# Task details:
Drop all images and give the records again exactly.

# Data rows:

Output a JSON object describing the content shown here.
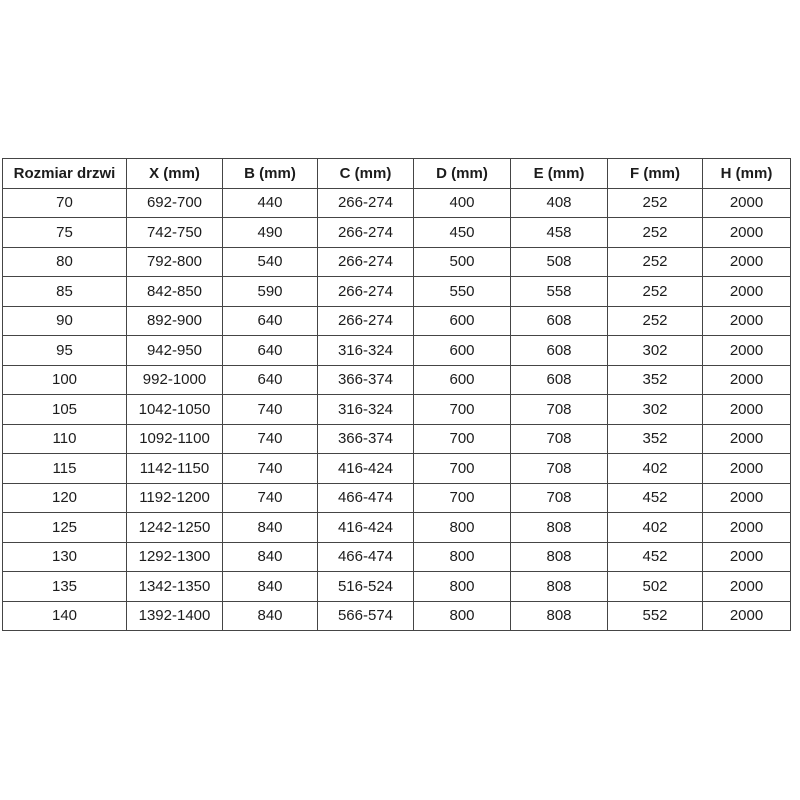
{
  "table": {
    "headers": [
      "Rozmiar drzwi",
      "X (mm)",
      "B (mm)",
      "C (mm)",
      "D (mm)",
      "E (mm)",
      "F (mm)",
      "H (mm)"
    ],
    "rows": [
      [
        "70",
        "692-700",
        "440",
        "266-274",
        "400",
        "408",
        "252",
        "2000"
      ],
      [
        "75",
        "742-750",
        "490",
        "266-274",
        "450",
        "458",
        "252",
        "2000"
      ],
      [
        "80",
        "792-800",
        "540",
        "266-274",
        "500",
        "508",
        "252",
        "2000"
      ],
      [
        "85",
        "842-850",
        "590",
        "266-274",
        "550",
        "558",
        "252",
        "2000"
      ],
      [
        "90",
        "892-900",
        "640",
        "266-274",
        "600",
        "608",
        "252",
        "2000"
      ],
      [
        "95",
        "942-950",
        "640",
        "316-324",
        "600",
        "608",
        "302",
        "2000"
      ],
      [
        "100",
        "992-1000",
        "640",
        "366-374",
        "600",
        "608",
        "352",
        "2000"
      ],
      [
        "105",
        "1042-1050",
        "740",
        "316-324",
        "700",
        "708",
        "302",
        "2000"
      ],
      [
        "110",
        "1092-1100",
        "740",
        "366-374",
        "700",
        "708",
        "352",
        "2000"
      ],
      [
        "115",
        "1142-1150",
        "740",
        "416-424",
        "700",
        "708",
        "402",
        "2000"
      ],
      [
        "120",
        "1192-1200",
        "740",
        "466-474",
        "700",
        "708",
        "452",
        "2000"
      ],
      [
        "125",
        "1242-1250",
        "840",
        "416-424",
        "800",
        "808",
        "402",
        "2000"
      ],
      [
        "130",
        "1292-1300",
        "840",
        "466-474",
        "800",
        "808",
        "452",
        "2000"
      ],
      [
        "135",
        "1342-1350",
        "840",
        "516-524",
        "800",
        "808",
        "502",
        "2000"
      ],
      [
        "140",
        "1392-1400",
        "840",
        "566-574",
        "800",
        "808",
        "552",
        "2000"
      ]
    ]
  },
  "colors": {
    "background": "#ffffff",
    "border": "#454545",
    "text": "#1c1c1c"
  },
  "chart_data": {
    "type": "table",
    "title": "",
    "columns": [
      "Rozmiar drzwi",
      "X (mm)",
      "B (mm)",
      "C (mm)",
      "D (mm)",
      "E (mm)",
      "F (mm)",
      "H (mm)"
    ],
    "rows": [
      [
        "70",
        "692-700",
        "440",
        "266-274",
        "400",
        "408",
        "252",
        "2000"
      ],
      [
        "75",
        "742-750",
        "490",
        "266-274",
        "450",
        "458",
        "252",
        "2000"
      ],
      [
        "80",
        "792-800",
        "540",
        "266-274",
        "500",
        "508",
        "252",
        "2000"
      ],
      [
        "85",
        "842-850",
        "590",
        "266-274",
        "550",
        "558",
        "252",
        "2000"
      ],
      [
        "90",
        "892-900",
        "640",
        "266-274",
        "600",
        "608",
        "252",
        "2000"
      ],
      [
        "95",
        "942-950",
        "640",
        "316-324",
        "600",
        "608",
        "302",
        "2000"
      ],
      [
        "100",
        "992-1000",
        "640",
        "366-374",
        "600",
        "608",
        "352",
        "2000"
      ],
      [
        "105",
        "1042-1050",
        "740",
        "316-324",
        "700",
        "708",
        "302",
        "2000"
      ],
      [
        "110",
        "1092-1100",
        "740",
        "366-374",
        "700",
        "708",
        "352",
        "2000"
      ],
      [
        "115",
        "1142-1150",
        "740",
        "416-424",
        "700",
        "708",
        "402",
        "2000"
      ],
      [
        "120",
        "1192-1200",
        "740",
        "466-474",
        "700",
        "708",
        "452",
        "2000"
      ],
      [
        "125",
        "1242-1250",
        "840",
        "416-424",
        "800",
        "808",
        "402",
        "2000"
      ],
      [
        "130",
        "1292-1300",
        "840",
        "466-474",
        "800",
        "808",
        "452",
        "2000"
      ],
      [
        "135",
        "1342-1350",
        "840",
        "516-524",
        "800",
        "808",
        "502",
        "2000"
      ],
      [
        "140",
        "1392-1400",
        "840",
        "566-574",
        "800",
        "808",
        "552",
        "2000"
      ]
    ]
  }
}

# Solution for this problem:
Output a JSON object describing the content shown here.
{
  "table": {
    "headers": [
      "Rozmiar drzwi",
      "X (mm)",
      "B (mm)",
      "C (mm)",
      "D (mm)",
      "E (mm)",
      "F (mm)",
      "H (mm)"
    ],
    "rows": [
      [
        "70",
        "692-700",
        "440",
        "266-274",
        "400",
        "408",
        "252",
        "2000"
      ],
      [
        "75",
        "742-750",
        "490",
        "266-274",
        "450",
        "458",
        "252",
        "2000"
      ],
      [
        "80",
        "792-800",
        "540",
        "266-274",
        "500",
        "508",
        "252",
        "2000"
      ],
      [
        "85",
        "842-850",
        "590",
        "266-274",
        "550",
        "558",
        "252",
        "2000"
      ],
      [
        "90",
        "892-900",
        "640",
        "266-274",
        "600",
        "608",
        "252",
        "2000"
      ],
      [
        "95",
        "942-950",
        "640",
        "316-324",
        "600",
        "608",
        "302",
        "2000"
      ],
      [
        "100",
        "992-1000",
        "640",
        "366-374",
        "600",
        "608",
        "352",
        "2000"
      ],
      [
        "105",
        "1042-1050",
        "740",
        "316-324",
        "700",
        "708",
        "302",
        "2000"
      ],
      [
        "110",
        "1092-1100",
        "740",
        "366-374",
        "700",
        "708",
        "352",
        "2000"
      ],
      [
        "115",
        "1142-1150",
        "740",
        "416-424",
        "700",
        "708",
        "402",
        "2000"
      ],
      [
        "120",
        "1192-1200",
        "740",
        "466-474",
        "700",
        "708",
        "452",
        "2000"
      ],
      [
        "125",
        "1242-1250",
        "840",
        "416-424",
        "800",
        "808",
        "402",
        "2000"
      ],
      [
        "130",
        "1292-1300",
        "840",
        "466-474",
        "800",
        "808",
        "452",
        "2000"
      ],
      [
        "135",
        "1342-1350",
        "840",
        "516-524",
        "800",
        "808",
        "502",
        "2000"
      ],
      [
        "140",
        "1392-1400",
        "840",
        "566-574",
        "800",
        "808",
        "552",
        "2000"
      ]
    ]
  },
  "colors": {
    "background": "#ffffff",
    "border": "#454545",
    "text": "#1c1c1c"
  },
  "chart_data": {
    "type": "table",
    "title": "",
    "columns": [
      "Rozmiar drzwi",
      "X (mm)",
      "B (mm)",
      "C (mm)",
      "D (mm)",
      "E (mm)",
      "F (mm)",
      "H (mm)"
    ],
    "rows": [
      [
        "70",
        "692-700",
        "440",
        "266-274",
        "400",
        "408",
        "252",
        "2000"
      ],
      [
        "75",
        "742-750",
        "490",
        "266-274",
        "450",
        "458",
        "252",
        "2000"
      ],
      [
        "80",
        "792-800",
        "540",
        "266-274",
        "500",
        "508",
        "252",
        "2000"
      ],
      [
        "85",
        "842-850",
        "590",
        "266-274",
        "550",
        "558",
        "252",
        "2000"
      ],
      [
        "90",
        "892-900",
        "640",
        "266-274",
        "600",
        "608",
        "252",
        "2000"
      ],
      [
        "95",
        "942-950",
        "640",
        "316-324",
        "600",
        "608",
        "302",
        "2000"
      ],
      [
        "100",
        "992-1000",
        "640",
        "366-374",
        "600",
        "608",
        "352",
        "2000"
      ],
      [
        "105",
        "1042-1050",
        "740",
        "316-324",
        "700",
        "708",
        "302",
        "2000"
      ],
      [
        "110",
        "1092-1100",
        "740",
        "366-374",
        "700",
        "708",
        "352",
        "2000"
      ],
      [
        "115",
        "1142-1150",
        "740",
        "416-424",
        "700",
        "708",
        "402",
        "2000"
      ],
      [
        "120",
        "1192-1200",
        "740",
        "466-474",
        "700",
        "708",
        "452",
        "2000"
      ],
      [
        "125",
        "1242-1250",
        "840",
        "416-424",
        "800",
        "808",
        "402",
        "2000"
      ],
      [
        "130",
        "1292-1300",
        "840",
        "466-474",
        "800",
        "808",
        "452",
        "2000"
      ],
      [
        "135",
        "1342-1350",
        "840",
        "516-524",
        "800",
        "808",
        "502",
        "2000"
      ],
      [
        "140",
        "1392-1400",
        "840",
        "566-574",
        "800",
        "808",
        "552",
        "2000"
      ]
    ]
  }
}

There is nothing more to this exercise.